É em fase de recurso para o Tribunal da Relação de Lisboa que Pedro Proença é contratado — e é aqui que o advogado avança com um incidente processual de recusa de juiz, solicitando à desembargadora Adelina Barradas de Oliveira que se declare “impedida de julgar”, de forma a que seja “substituída por um juiz desembargador homem.” A fundamentação utilizada pelo causídico foi a seguinte:

Antes de ser magistrada judicial, a Veneranda Juíza Desembargadora é mulher e certamente mãe, o que leva a que o horror e a aversão inata ao ato de incesto confessado pelo arguido (…) e o facto de acusar a sua filha de o ter seduzido, provoquem no seu espírito, incontestavelmente, uma especial e mais gravosa oscilação na neutralidade exigida perante o mesmo. (…) Os autos incluem-se na percentagem muitíssimo marginal e excecional dos processos em que é humanamente impossível a uma juíza mulher e mãe ser tão imparcial quanto um juiz homem“, lê-se no requerimento remetido por Pedro Proença.

A resposta da desembargadora foi rápida, com Adelina Barradas de Oliveira a rejeitar os argumentos de Pedro Proença. “O facto de a titular do processo, com 34 anos de carreira, ser mulher e mãe não pode levar a pôr em causa a sua independência enquanto julgador”, acrescentando que o advogado também não podia contestar “a sua legitimidade para decidir e aplicar a lei e, a imparcialidade de todo um sistema que se quer de Justiça e pertença de um Estado de Direito”. “A negação de tudo isto seria a possibilidade de escolher o juiz da causa conforme a cor da pele, dos olhos, o clube de futebol, quem sabe a religião e já agora… o género”, concluiu a desembargadora.

· · ·

Tarefas
1. Transcreva sem qualquer alteração o trecho do texto sobre o pedido de recusa da desembargadora que começa com as palavras "Antes de ser" e termina em "por Pedro Proença.".
2. Repita, por favor, sem nenhuma alteração, apenas as linhas dos registos que vão desde o início dos registos até à linha que contém "358, 336, 417]", incluindo esta última.
O texto e os registos são materiais independentes entre si.

· · ·

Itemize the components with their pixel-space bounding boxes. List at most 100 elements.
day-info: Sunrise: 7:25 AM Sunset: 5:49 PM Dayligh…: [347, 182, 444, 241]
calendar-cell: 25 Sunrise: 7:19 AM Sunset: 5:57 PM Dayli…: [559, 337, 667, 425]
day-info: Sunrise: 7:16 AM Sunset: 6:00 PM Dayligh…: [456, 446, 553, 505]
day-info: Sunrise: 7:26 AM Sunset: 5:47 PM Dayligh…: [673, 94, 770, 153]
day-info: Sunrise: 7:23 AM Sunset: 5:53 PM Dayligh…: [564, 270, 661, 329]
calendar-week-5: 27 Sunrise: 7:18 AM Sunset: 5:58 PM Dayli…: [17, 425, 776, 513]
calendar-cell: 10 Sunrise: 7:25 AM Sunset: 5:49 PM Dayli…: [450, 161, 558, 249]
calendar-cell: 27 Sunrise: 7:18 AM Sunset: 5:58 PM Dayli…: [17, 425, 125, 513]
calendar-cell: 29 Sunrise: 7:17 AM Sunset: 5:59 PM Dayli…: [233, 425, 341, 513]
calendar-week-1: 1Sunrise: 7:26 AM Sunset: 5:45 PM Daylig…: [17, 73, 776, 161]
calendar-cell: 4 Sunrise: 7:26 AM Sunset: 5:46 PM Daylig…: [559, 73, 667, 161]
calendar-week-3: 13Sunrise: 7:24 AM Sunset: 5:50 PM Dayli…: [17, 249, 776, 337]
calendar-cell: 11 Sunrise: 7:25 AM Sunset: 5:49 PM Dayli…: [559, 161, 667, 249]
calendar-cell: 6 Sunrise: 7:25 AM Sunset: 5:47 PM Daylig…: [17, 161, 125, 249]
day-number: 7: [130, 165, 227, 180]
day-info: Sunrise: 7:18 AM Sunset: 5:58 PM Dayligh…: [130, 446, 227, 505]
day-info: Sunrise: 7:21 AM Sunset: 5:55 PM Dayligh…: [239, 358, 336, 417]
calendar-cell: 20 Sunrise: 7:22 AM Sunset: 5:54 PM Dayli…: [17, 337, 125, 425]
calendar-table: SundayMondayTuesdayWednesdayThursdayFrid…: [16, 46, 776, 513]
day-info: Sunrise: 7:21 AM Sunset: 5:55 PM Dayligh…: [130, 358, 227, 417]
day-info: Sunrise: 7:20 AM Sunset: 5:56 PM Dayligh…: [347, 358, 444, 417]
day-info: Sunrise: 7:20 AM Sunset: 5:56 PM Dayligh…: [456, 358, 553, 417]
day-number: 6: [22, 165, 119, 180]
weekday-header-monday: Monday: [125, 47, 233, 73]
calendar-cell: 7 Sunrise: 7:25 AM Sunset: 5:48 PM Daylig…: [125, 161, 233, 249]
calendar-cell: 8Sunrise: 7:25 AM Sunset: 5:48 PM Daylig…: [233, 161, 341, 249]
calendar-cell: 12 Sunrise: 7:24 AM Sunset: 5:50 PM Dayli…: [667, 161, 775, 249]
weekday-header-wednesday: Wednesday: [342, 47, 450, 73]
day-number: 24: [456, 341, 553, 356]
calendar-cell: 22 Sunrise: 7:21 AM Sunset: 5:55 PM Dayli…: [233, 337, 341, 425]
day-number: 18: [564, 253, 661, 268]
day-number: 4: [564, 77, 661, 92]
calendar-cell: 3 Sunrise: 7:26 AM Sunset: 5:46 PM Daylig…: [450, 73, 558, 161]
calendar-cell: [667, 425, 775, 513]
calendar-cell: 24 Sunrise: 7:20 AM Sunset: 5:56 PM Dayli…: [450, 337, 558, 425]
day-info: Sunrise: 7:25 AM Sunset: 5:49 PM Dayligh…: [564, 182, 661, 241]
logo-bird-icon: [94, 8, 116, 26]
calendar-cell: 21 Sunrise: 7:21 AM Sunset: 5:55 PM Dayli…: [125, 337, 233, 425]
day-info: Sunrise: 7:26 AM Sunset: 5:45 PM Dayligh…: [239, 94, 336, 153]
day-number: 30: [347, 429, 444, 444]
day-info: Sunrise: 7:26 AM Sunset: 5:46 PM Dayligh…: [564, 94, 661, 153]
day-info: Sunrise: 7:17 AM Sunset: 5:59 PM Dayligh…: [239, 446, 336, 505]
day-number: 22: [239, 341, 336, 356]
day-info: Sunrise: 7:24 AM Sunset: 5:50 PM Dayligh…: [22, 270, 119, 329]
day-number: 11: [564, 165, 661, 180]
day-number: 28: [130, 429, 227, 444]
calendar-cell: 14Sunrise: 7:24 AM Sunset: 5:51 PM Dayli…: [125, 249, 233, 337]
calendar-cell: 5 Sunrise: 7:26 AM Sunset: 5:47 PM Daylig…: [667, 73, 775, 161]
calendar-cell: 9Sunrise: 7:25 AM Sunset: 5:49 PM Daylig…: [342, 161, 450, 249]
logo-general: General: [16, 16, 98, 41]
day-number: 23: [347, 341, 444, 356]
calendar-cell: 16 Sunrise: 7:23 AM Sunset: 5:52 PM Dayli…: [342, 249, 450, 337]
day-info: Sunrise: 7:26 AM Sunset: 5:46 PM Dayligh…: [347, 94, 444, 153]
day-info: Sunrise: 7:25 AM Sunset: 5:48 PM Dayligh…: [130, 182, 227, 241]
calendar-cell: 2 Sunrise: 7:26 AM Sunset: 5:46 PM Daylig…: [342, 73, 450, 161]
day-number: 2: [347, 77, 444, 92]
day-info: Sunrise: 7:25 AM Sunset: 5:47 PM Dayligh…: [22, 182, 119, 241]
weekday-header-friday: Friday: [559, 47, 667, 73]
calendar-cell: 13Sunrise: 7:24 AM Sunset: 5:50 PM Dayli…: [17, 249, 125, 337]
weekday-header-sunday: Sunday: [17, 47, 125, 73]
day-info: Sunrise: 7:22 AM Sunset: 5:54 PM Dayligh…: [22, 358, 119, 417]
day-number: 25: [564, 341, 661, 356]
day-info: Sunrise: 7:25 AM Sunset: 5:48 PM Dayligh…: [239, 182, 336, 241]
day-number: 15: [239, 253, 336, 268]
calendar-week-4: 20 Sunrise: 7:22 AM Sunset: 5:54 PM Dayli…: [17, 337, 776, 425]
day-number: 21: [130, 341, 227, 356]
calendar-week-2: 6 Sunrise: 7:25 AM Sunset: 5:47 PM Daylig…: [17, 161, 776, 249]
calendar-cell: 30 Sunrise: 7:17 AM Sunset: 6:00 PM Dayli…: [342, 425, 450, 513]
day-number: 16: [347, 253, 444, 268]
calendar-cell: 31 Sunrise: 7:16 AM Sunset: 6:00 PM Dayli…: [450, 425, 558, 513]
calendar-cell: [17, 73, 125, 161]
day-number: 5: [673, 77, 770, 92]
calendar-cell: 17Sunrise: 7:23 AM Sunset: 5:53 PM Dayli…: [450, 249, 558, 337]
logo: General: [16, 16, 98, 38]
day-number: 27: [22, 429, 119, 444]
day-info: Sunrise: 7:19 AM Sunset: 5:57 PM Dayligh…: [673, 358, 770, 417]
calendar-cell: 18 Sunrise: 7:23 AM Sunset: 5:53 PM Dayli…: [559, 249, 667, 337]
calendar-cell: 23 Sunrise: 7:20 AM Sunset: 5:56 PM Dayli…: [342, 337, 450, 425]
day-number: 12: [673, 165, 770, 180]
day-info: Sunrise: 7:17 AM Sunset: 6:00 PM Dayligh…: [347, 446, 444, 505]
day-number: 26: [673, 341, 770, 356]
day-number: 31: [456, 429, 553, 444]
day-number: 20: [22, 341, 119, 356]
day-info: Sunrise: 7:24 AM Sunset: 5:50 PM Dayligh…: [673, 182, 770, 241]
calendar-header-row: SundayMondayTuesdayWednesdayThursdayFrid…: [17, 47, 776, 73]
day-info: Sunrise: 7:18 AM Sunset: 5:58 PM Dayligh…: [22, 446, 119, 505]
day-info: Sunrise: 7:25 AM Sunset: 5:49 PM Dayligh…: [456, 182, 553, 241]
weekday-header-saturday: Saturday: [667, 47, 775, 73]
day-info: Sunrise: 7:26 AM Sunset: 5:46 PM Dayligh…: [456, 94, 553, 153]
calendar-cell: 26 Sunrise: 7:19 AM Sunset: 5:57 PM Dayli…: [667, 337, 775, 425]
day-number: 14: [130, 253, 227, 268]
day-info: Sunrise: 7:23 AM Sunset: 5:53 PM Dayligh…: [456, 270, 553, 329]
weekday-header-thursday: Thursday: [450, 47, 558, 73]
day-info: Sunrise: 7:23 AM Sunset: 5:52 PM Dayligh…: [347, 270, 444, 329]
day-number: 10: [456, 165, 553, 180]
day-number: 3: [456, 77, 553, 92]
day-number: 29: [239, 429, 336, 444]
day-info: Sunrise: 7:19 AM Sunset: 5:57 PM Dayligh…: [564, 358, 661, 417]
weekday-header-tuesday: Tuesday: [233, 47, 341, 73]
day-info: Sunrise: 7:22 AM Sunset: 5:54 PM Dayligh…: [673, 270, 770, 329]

· · ·

Respostas
1.
Antes de ser magistrada judicial, a Veneranda Juíza Desembargadora é mulher e certamente mãe, o que leva a que o horror e a aversão inata ao ato de incesto confessado pelo arguido (…) e o facto de acusar a sua filha de o ter seduzido, provoquem no seu espírito, incontestavelmente, uma especial e mais gravosa oscilação na neutralidade exigida perante o mesmo. (…) Os autos incluem-se na percentagem muitíssimo marginal e excecional dos processos em que é humanamente impossível a uma juíza mulher e mãe ser tão imparcial quanto um juiz homem“, lê-se no requerimento remetido por Pedro Proença.

2.
Itemize the components with their pixel-space bounding boxes. List at most 100 elements.
day-info: Sunrise: 7:25 AM Sunset: 5:49 PM Dayligh…: [347, 182, 444, 241]
calendar-cell: 25 Sunrise: 7:19 AM Sunset: 5:57 PM Dayli…: [559, 337, 667, 425]
day-info: Sunrise: 7:16 AM Sunset: 6:00 PM Dayligh…: [456, 446, 553, 505]
day-info: Sunrise: 7:26 AM Sunset: 5:47 PM Dayligh…: [673, 94, 770, 153]
day-info: Sunrise: 7:23 AM Sunset: 5:53 PM Dayligh…: [564, 270, 661, 329]
calendar-week-5: 27 Sunrise: 7:18 AM Sunset: 5:58 PM Dayli…: [17, 425, 776, 513]
calendar-cell: 10 Sunrise: 7:25 AM Sunset: 5:49 PM Dayli…: [450, 161, 558, 249]
calendar-cell: 27 Sunrise: 7:18 AM Sunset: 5:58 PM Dayli…: [17, 425, 125, 513]
calendar-cell: 29 Sunrise: 7:17 AM Sunset: 5:59 PM Dayli…: [233, 425, 341, 513]
calendar-week-1: 1Sunrise: 7:26 AM Sunset: 5:45 PM Daylig…: [17, 73, 776, 161]
calendar-cell: 4 Sunrise: 7:26 AM Sunset: 5:46 PM Daylig…: [559, 73, 667, 161]
calendar-week-3: 13Sunrise: 7:24 AM Sunset: 5:50 PM Dayli…: [17, 249, 776, 337]
calendar-cell: 11 Sunrise: 7:25 AM Sunset: 5:49 PM Dayli…: [559, 161, 667, 249]
calendar-cell: 6 Sunrise: 7:25 AM Sunset: 5:47 PM Daylig…: [17, 161, 125, 249]
day-number: 7: [130, 165, 227, 180]
day-info: Sunrise: 7:18 AM Sunset: 5:58 PM Dayligh…: [130, 446, 227, 505]
day-info: Sunrise: 7:21 AM Sunset: 5:55 PM Dayligh…: [239, 358, 336, 417]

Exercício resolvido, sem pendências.